== WHAT TO PRODUCE ==
Work through the data line by line, gathering every line that has the word "shedule".

(Items listed in a dataset)
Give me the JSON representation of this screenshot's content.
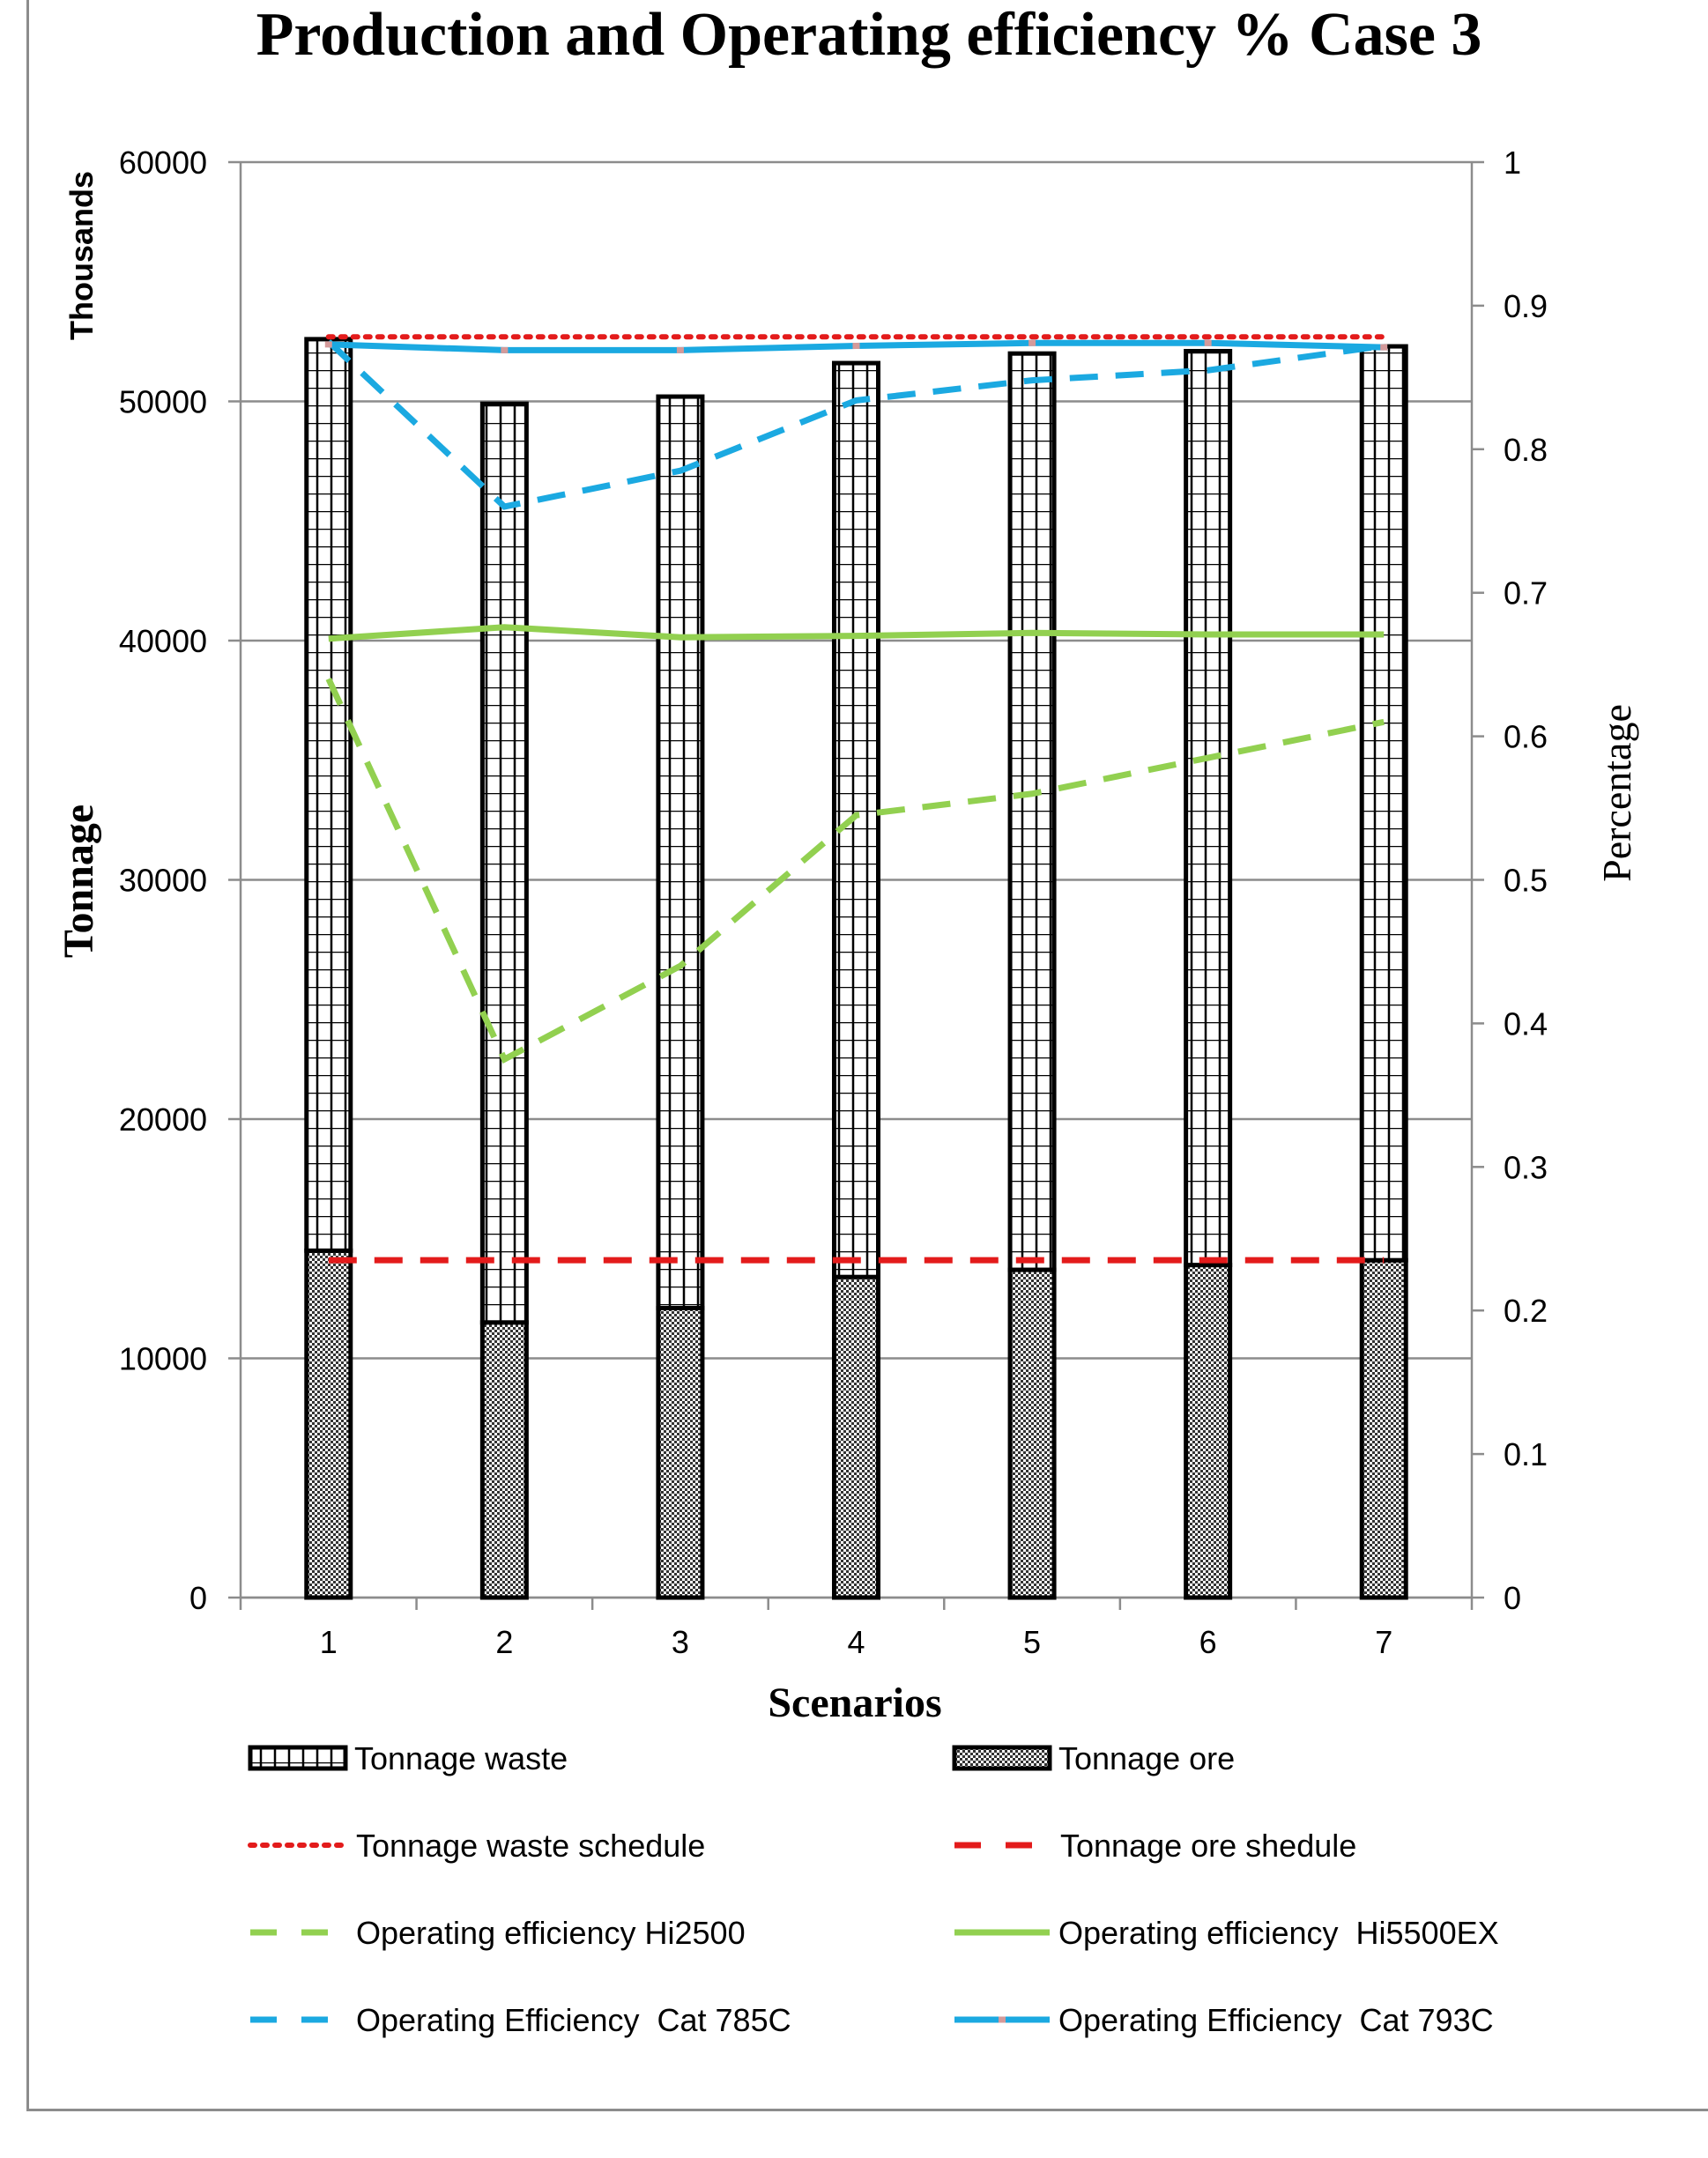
{
  "chart_data": {
    "type": "bar",
    "title": "Production and Operating efficiency % Case 3",
    "xlabel": "Scenarios",
    "ylabel": "Tonnage",
    "ylabel_unit": "Thousands",
    "y2label": "Percentage",
    "ylim": [
      0,
      60000
    ],
    "y2lim": [
      0,
      1
    ],
    "yticks": [
      "0",
      "10000",
      "20000",
      "30000",
      "40000",
      "50000",
      "60000"
    ],
    "y2ticks": [
      "0",
      "0.1",
      "0.2",
      "0.3",
      "0.4",
      "0.5",
      "0.6",
      "0.7",
      "0.8",
      "0.9",
      "1"
    ],
    "categories": [
      "1",
      "2",
      "3",
      "4",
      "5",
      "6",
      "7"
    ],
    "grid": true,
    "legend_position": "bottom",
    "bars_stacked": [
      {
        "name": "Tonnage ore",
        "values": [
          14500,
          11500,
          12100,
          13400,
          13700,
          13900,
          14100
        ],
        "color": "#000000",
        "pattern": "checker"
      },
      {
        "name": "Tonnage waste",
        "values": [
          38100,
          38400,
          38100,
          38200,
          38300,
          38200,
          38200
        ],
        "color": "#000000",
        "pattern": "grid"
      }
    ],
    "lines": [
      {
        "name": "Tonnage waste schedule",
        "axis": "left",
        "values": [
          52700,
          52700,
          52700,
          52700,
          52700,
          52700,
          52700
        ],
        "color": "#e31b1b",
        "style": "dotted"
      },
      {
        "name": "Tonnage ore shedule",
        "axis": "left",
        "values": [
          14100,
          14100,
          14100,
          14100,
          14100,
          14100,
          14100
        ],
        "color": "#e31b1b",
        "style": "dashed"
      },
      {
        "name": "Operating efficiency Hi2500",
        "axis": "right",
        "values": [
          0.64,
          0.375,
          0.44,
          0.545,
          0.56,
          0.585,
          0.61
        ],
        "color": "#92d050",
        "style": "dashed"
      },
      {
        "name": "Operating efficiency  Hi5500EX",
        "axis": "right",
        "values": [
          0.668,
          0.676,
          0.669,
          0.67,
          0.672,
          0.671,
          0.671
        ],
        "color": "#92d050",
        "style": "solid"
      },
      {
        "name": "Operating Efficiency  Cat 785C",
        "axis": "right",
        "values": [
          0.875,
          0.76,
          0.785,
          0.834,
          0.848,
          0.855,
          0.872
        ],
        "color": "#1ba9e1",
        "style": "dashed"
      },
      {
        "name": "Operating Efficiency  Cat 793C",
        "axis": "right",
        "values": [
          0.873,
          0.869,
          0.869,
          0.872,
          0.874,
          0.874,
          0.871
        ],
        "color": "#1ba9e1",
        "style": "solid",
        "marker_color": "#d49a9a"
      }
    ],
    "legend": [
      "Tonnage waste",
      "Tonnage ore",
      "Tonnage waste schedule",
      "Tonnage ore shedule",
      "Operating efficiency Hi2500",
      "Operating efficiency  Hi5500EX",
      "Operating Efficiency  Cat 785C",
      "Operating Efficiency  Cat 793C"
    ]
  }
}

== TASK RESPONSE ==
        "name": "Tonnage ore shedule",
      "Tonnage ore shedule",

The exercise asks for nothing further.